- _Stored data_
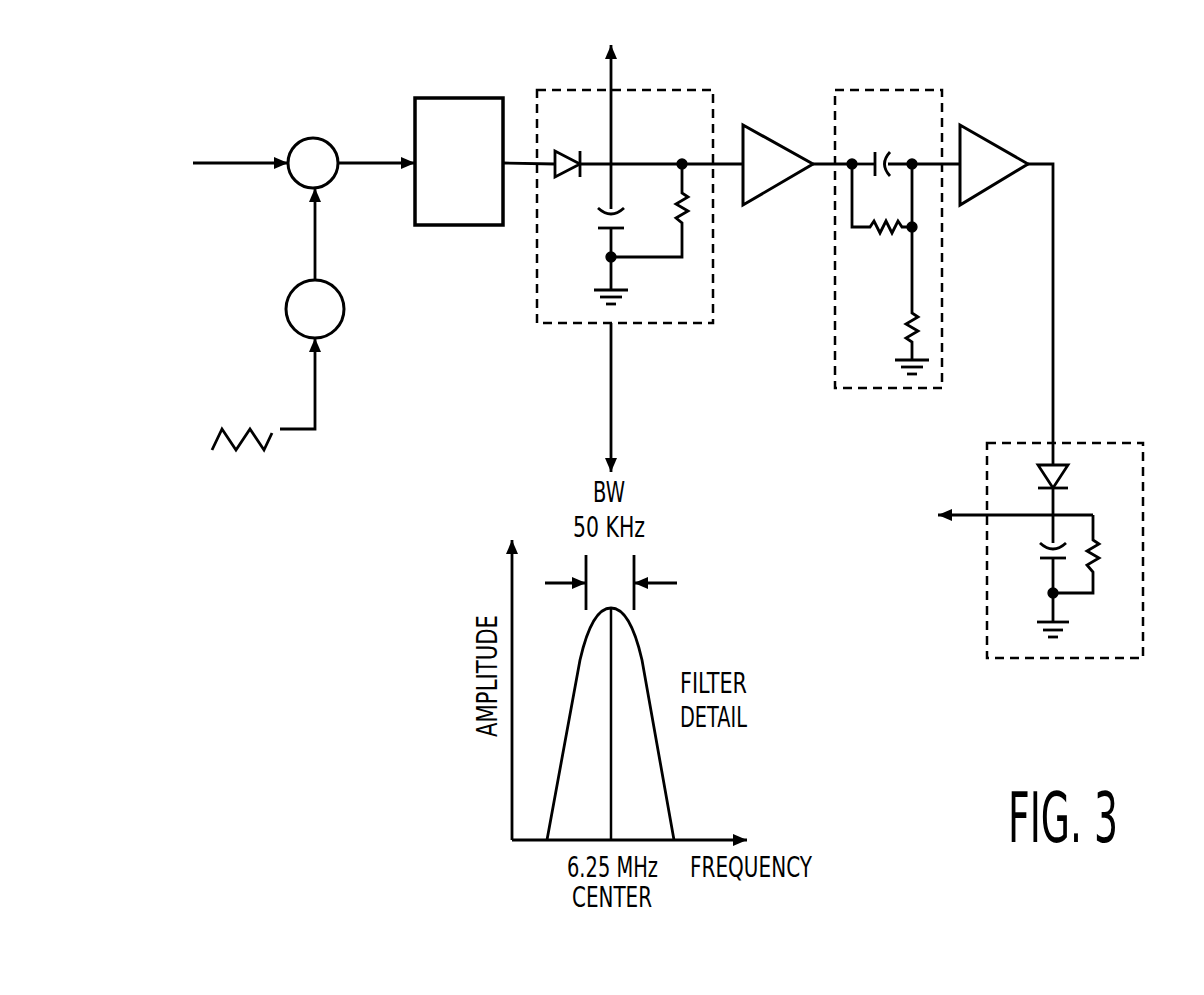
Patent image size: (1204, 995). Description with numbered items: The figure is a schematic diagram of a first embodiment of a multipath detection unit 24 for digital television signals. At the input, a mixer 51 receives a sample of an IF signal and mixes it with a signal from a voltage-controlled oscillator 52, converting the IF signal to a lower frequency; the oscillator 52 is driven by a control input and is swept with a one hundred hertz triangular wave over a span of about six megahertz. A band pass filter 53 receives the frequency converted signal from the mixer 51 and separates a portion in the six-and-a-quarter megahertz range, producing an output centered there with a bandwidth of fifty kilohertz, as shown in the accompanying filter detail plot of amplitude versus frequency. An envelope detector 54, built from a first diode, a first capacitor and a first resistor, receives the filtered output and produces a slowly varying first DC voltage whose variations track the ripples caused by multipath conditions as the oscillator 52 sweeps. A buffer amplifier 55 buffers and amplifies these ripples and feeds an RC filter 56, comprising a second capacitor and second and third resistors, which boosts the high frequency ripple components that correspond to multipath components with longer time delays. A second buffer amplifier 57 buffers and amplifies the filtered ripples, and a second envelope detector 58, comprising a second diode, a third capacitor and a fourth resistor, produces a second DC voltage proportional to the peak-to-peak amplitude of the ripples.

The multipath detection unit 24 is at (1122, 97).
The mixer 51 is at (313, 137).
The voltage-controlled oscillator (VCO) 52 is at (286, 311).
The band pass filter 53 is at (462, 97).
The envelope detector 54 is at (690, 325).
The buffer amplifier 55 is at (777, 138).
The RC filter 56 is at (883, 90).
The buffer amplifier 57 is at (1000, 140).
The envelope detector 58 is at (1110, 443).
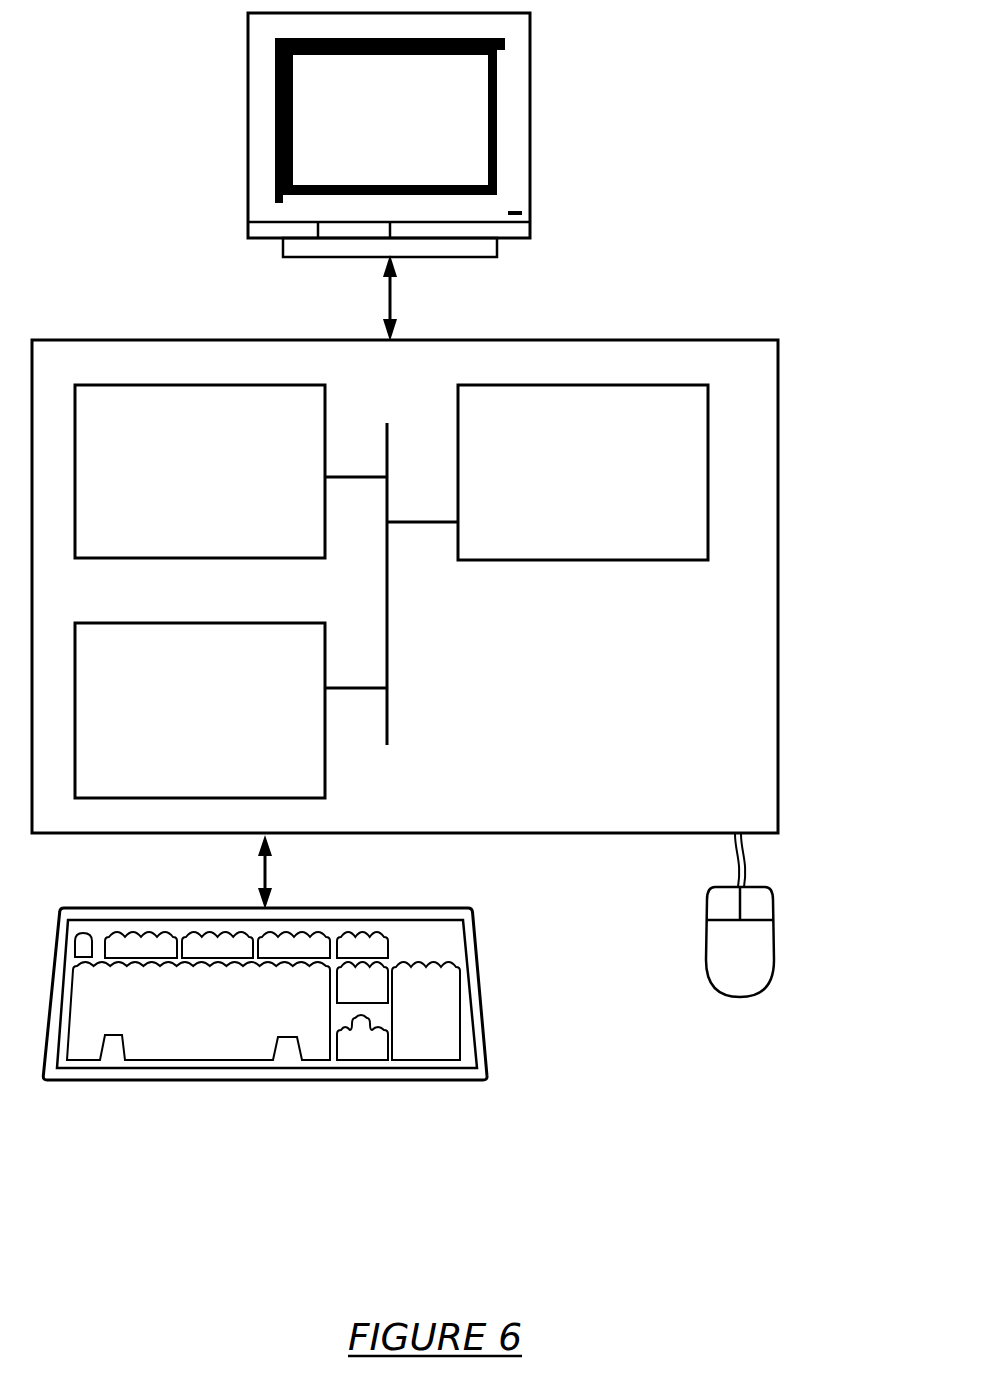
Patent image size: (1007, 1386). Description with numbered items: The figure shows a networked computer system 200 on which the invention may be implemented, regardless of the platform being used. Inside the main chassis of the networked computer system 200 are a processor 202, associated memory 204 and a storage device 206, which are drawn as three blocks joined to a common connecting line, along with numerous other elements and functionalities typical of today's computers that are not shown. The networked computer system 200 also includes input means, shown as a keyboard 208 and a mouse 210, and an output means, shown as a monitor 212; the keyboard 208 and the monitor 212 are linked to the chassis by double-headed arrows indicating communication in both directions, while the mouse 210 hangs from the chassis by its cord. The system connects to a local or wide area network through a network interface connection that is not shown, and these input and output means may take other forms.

The networked computer system 200 is at (804, 180).
The processor 202 is at (555, 485).
The memory 204 is at (177, 485).
The storage device 206 is at (174, 727).
The keyboard 208 is at (180, 1025).
The mouse 210 is at (717, 967).
The monitor 212 is at (367, 138).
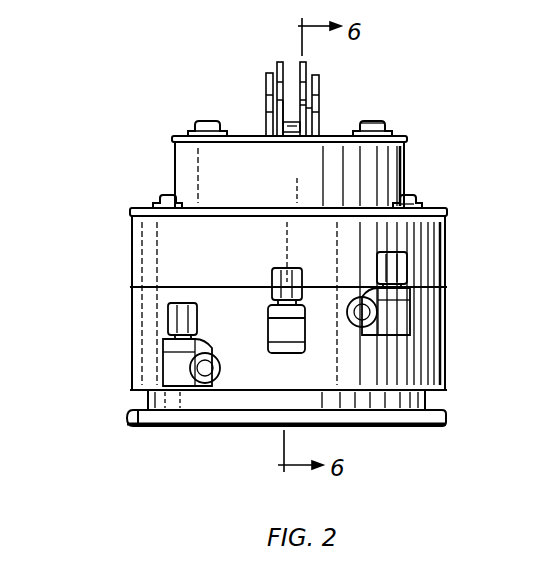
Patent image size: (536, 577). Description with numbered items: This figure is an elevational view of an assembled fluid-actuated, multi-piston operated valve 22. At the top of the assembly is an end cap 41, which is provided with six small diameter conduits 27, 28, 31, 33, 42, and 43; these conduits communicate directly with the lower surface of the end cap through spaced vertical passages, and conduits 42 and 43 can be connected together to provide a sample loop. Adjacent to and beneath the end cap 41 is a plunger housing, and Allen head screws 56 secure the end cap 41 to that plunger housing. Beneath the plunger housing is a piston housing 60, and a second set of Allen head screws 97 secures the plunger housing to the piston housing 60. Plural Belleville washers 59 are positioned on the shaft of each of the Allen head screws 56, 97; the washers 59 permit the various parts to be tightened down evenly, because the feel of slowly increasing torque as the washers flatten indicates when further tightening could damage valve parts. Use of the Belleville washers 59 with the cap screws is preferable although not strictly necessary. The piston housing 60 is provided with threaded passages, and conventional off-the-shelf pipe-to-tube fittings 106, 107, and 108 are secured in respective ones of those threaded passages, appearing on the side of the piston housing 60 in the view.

- _Exercise objective_
Convert the lines into a numbered list with blank lines omitted, starting with the line containing "Patent image size: (1007, 1386)." and continuing through the line containing "The processor 202 is at (555, 485).".

- _Task output_
1. Patent image size: (1007, 1386). Description with numbered items: The figure shows a networked computer system 200 on which the invention may be implemented, regardless of the platform being used. Inside the main chassis of the networked computer system 200 are a processor 202, associated memory 204 and a storage device 206, which are drawn as three blocks joined to a common connecting line, along with numerous other elements and functionalities typical of today's computers that are not shown. The networked computer system 200 also includes input means, shown as a keyboard 208 and a mouse 210, and an output means, shown as a monitor 212; the keyboard 208 and the monitor 212 are linked to the chassis by double-headed arrows indicating communication in both directions, while the mouse 210 hangs from the chassis by its cord. The system connects to a local or wide area network through a network interface connection that is not shown, and these input and output means may take other forms.
2. The networked computer system 200 is at (804, 180).
3. The processor 202 is at (555, 485).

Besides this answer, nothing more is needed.